— begin Data shown —
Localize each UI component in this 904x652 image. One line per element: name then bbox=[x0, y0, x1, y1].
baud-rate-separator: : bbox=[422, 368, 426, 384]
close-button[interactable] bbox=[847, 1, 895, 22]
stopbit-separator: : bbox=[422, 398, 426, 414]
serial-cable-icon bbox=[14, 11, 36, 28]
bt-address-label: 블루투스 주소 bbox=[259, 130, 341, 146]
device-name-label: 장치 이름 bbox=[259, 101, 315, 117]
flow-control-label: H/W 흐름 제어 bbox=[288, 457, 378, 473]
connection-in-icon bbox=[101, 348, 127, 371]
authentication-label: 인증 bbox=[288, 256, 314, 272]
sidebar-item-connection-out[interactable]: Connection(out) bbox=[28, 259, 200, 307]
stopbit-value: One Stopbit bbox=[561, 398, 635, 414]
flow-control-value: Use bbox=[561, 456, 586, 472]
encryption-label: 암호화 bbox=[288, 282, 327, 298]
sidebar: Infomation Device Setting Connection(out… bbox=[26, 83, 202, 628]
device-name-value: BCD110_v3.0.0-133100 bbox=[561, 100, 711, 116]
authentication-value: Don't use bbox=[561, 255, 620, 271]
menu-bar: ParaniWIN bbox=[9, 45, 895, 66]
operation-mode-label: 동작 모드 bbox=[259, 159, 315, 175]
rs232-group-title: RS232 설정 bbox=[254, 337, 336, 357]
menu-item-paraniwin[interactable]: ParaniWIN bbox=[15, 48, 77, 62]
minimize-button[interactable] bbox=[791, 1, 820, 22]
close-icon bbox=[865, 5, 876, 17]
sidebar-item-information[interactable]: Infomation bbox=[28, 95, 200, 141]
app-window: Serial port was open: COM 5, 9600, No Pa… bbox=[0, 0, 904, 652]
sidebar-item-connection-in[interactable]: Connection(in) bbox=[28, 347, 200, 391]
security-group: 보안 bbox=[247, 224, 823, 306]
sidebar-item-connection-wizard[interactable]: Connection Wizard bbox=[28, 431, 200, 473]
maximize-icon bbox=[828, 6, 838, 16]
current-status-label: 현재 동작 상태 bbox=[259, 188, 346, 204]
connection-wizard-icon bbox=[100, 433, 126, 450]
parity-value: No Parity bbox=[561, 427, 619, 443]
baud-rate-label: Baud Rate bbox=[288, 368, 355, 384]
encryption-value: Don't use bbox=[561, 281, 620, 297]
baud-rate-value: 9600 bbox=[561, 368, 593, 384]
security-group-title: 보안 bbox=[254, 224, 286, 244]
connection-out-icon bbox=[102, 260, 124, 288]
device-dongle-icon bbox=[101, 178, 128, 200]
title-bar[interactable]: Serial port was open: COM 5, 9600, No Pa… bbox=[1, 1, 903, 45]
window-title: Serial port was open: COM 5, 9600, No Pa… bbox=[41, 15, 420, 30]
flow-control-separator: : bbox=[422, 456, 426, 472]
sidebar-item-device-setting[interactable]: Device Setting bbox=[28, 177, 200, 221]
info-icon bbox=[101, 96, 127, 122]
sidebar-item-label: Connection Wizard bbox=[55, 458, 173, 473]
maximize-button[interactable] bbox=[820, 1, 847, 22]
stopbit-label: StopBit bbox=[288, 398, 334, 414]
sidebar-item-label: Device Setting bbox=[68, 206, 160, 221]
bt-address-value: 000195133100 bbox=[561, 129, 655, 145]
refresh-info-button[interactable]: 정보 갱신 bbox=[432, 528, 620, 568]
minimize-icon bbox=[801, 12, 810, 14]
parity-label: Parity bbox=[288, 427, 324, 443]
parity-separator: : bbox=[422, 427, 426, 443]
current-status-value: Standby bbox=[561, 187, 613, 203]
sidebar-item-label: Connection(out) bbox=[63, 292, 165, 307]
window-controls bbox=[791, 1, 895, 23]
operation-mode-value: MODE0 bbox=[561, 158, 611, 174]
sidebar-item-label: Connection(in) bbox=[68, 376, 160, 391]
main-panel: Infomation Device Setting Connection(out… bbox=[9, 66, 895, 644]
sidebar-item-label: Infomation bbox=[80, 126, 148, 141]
— end Data shown —
> _What is being asked_:
Gather each line above that contains the string "title", copying it in full.

> _Exercise solution_:
rs232-group-title: RS232 설정 bbox=[254, 337, 336, 357]
security-group-title: 보안 bbox=[254, 224, 286, 244]
title-bar[interactable]: Serial port was open: COM 5, 9600, No Pa… bbox=[1, 1, 903, 45]
window-title: Serial port was open: COM 5, 9600, No Pa… bbox=[41, 15, 420, 30]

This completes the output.